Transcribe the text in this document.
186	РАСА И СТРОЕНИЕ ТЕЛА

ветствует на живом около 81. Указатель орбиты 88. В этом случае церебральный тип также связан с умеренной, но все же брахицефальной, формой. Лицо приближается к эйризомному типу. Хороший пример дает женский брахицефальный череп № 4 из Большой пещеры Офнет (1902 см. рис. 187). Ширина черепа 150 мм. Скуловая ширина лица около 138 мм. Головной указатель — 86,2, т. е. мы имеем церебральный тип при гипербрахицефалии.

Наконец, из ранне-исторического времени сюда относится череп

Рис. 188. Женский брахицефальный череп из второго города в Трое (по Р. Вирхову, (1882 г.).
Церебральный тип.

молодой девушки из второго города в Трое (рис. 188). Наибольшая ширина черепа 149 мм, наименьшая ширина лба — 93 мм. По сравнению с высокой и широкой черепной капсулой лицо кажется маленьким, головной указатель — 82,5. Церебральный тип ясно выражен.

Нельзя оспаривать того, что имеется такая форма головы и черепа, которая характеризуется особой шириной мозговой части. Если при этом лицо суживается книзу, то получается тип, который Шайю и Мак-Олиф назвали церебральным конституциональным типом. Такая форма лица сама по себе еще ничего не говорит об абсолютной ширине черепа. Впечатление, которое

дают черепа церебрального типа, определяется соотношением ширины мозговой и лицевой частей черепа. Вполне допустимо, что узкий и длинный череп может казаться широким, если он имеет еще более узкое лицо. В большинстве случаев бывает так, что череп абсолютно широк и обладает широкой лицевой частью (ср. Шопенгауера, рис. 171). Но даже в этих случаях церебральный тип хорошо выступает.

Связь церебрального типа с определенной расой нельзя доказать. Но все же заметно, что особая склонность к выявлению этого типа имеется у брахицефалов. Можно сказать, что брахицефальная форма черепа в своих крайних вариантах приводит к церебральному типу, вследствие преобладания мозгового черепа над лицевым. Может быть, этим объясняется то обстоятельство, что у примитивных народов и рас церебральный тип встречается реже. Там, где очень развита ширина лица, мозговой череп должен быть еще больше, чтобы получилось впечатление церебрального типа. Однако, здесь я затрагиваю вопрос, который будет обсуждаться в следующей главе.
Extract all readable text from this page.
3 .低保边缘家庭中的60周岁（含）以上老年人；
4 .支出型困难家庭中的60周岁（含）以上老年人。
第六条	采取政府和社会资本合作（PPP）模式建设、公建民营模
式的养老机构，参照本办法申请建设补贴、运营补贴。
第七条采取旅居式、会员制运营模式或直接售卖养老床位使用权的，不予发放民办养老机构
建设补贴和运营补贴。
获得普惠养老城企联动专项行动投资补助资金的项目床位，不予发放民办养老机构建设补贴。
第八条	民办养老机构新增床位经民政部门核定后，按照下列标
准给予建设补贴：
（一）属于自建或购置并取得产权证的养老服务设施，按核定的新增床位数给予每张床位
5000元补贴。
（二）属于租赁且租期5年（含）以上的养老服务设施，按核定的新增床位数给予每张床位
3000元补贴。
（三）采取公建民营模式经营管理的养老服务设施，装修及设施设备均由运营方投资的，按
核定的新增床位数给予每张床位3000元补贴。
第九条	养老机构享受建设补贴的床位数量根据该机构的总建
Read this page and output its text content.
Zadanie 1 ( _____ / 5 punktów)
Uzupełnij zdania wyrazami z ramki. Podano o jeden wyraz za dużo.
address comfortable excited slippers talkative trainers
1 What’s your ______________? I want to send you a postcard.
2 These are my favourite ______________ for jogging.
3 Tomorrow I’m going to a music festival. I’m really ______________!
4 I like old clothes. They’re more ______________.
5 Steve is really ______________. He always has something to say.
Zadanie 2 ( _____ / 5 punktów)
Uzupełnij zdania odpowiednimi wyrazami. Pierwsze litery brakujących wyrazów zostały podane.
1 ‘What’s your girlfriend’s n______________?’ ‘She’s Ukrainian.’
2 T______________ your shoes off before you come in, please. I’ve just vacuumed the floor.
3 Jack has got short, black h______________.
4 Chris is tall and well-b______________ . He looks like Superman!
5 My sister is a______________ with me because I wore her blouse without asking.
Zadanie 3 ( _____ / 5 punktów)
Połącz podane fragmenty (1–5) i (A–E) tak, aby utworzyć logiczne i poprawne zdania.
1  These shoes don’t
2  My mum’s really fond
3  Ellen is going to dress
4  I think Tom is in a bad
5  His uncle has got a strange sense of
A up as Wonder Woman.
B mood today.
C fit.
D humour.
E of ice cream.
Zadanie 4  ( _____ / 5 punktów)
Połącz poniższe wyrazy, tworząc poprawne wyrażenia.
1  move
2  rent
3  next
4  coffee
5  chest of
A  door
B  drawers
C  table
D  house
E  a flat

● ● ● ●

## EXERCISE
Make an exact copy of the data above.

## REPLY
Transcribe the text in this document.
186	РАСА И СТРОЕНИЕ ТЕЛА

ветствует на живом около 81. Указатель орбиты 88. В этом случае церебральный тип также связан с умеренной, но все же брахицефальной, формой. Лицо приближается к эйризомному типу. Хороший пример дает женский брахицефальный череп № 4 из Большой пещеры Офнет (1902 см. рис. 187). Ширина черепа 150 мм. Скуловая ширина лица около 138 мм. Головной указатель — 86,2, т. е. мы имеем церебральный тип при гипербрахицефалии.

Наконец, из ранне-исторического времени сюда относится череп

Рис. 188. Женский брахицефальный череп из второго города в Трое (по Р. Вирхову, (1882 г.).
Церебральный тип.

молодой девушки из второго города в Трое (рис. 188). Наибольшая ширина черепа 149 мм, наименьшая ширина лба — 93 мм. По сравнению с высокой и широкой черепной капсулой лицо кажется маленьким, головной указатель — 82,5. Церебральный тип ясно выражен.

Нельзя оспаривать того, что имеется такая форма головы и черепа, которая характеризуется особой шириной мозговой части. Если при этом лицо суживается книзу, то получается тип, который Шайю и Мак-Олиф назвали церебральным конституциональным типом. Такая форма лица сама по себе еще ничего не говорит об абсолютной ширине черепа. Впечатление, которое

дают черепа церебрального типа, определяется соотношением ширины мозговой и лицевой частей черепа. Вполне допустимо, что узкий и длинный череп может казаться широким, если он имеет еще более узкое лицо. В большинстве случаев бывает так, что череп абсолютно широк и обладает широкой лицевой частью (ср. Шопенгауера, рис. 171). Но даже в этих случаях церебральный тип хорошо выступает.

Связь церебрального типа с определенной расой нельзя доказать. Но все же заметно, что особая склонность к выявлению этого типа имеется у брахицефалов. Можно сказать, что брахицефальная форма черепа в своих крайних вариантах приводит к церебральному типу, вследствие преобладания мозгового черепа над лицевым. Может быть, этим объясняется то обстоятельство, что у примитивных народов и рас церебральный тип встречается реже. Там, где очень развита ширина лица, мозговой череп должен быть еще больше, чтобы получилось впечатление церебрального типа. Однако, здесь я затрагиваю вопрос, который будет обсуждаться в следующей главе.
Extract all readable text from this page.
3 .低保边缘家庭中的60周岁（含）以上老年人；
4 .支出型困难家庭中的60周岁（含）以上老年人。
第六条	采取政府和社会资本合作（PPP）模式建设、公建民营模
式的养老机构，参照本办法申请建设补贴、运营补贴。
第七条采取旅居式、会员制运营模式或直接售卖养老床位使用权的，不予发放民办养老机构
建设补贴和运营补贴。
获得普惠养老城企联动专项行动投资补助资金的项目床位，不予发放民办养老机构建设补贴。
第八条	民办养老机构新增床位经民政部门核定后，按照下列标
准给予建设补贴：
（一）属于自建或购置并取得产权证的养老服务设施，按核定的新增床位数给予每张床位
5000元补贴。
（二）属于租赁且租期5年（含）以上的养老服务设施，按核定的新增床位数给予每张床位
3000元补贴。
（三）采取公建民营模式经营管理的养老服务设施，装修及设施设备均由运营方投资的，按
核定的新增床位数给予每张床位3000元补贴。
第九条	养老机构享受建设补贴的床位数量根据该机构的总建
Read this page and output its text content.
Zadanie 1 ( _____ / 5 punktów)
Uzupełnij zdania wyrazami z ramki. Podano o jeden wyraz za dużo.
address comfortable excited slippers talkative trainers
1 What’s your ______________? I want to send you a postcard.
2 These are my favourite ______________ for jogging.
3 Tomorrow I’m going to a music festival. I’m really ______________!
4 I like old clothes. They’re more ______________.
5 Steve is really ______________. He always has something to say.
Zadanie 2 ( _____ / 5 punktów)
Uzupełnij zdania odpowiednimi wyrazami. Pierwsze litery brakujących wyrazów zostały podane.
1 ‘What’s your girlfriend’s n______________?’ ‘She’s Ukrainian.’
2 T______________ your shoes off before you come in, please. I’ve just vacuumed the floor.
3 Jack has got short, black h______________.
4 Chris is tall and well-b______________ . He looks like Superman!
5 My sister is a______________ with me because I wore her blouse without asking.
Zadanie 3 ( _____ / 5 punktów)
Połącz podane fragmenty (1–5) i (A–E) tak, aby utworzyć logiczne i poprawne zdania.
1  These shoes don’t
2  My mum’s really fond
3  Ellen is going to dress
4  I think Tom is in a bad
5  His uncle has got a strange sense of
A up as Wonder Woman.
B mood today.
C fit.
D humour.
E of ice cream.
Zadanie 4  ( _____ / 5 punktów)
Połącz poniższe wyrazy, tworząc poprawne wyrażenia.
1  move
2  rent
3  next
4  coffee
5  chest of
A  door
B  drawers
C  table
D  house
E  a flat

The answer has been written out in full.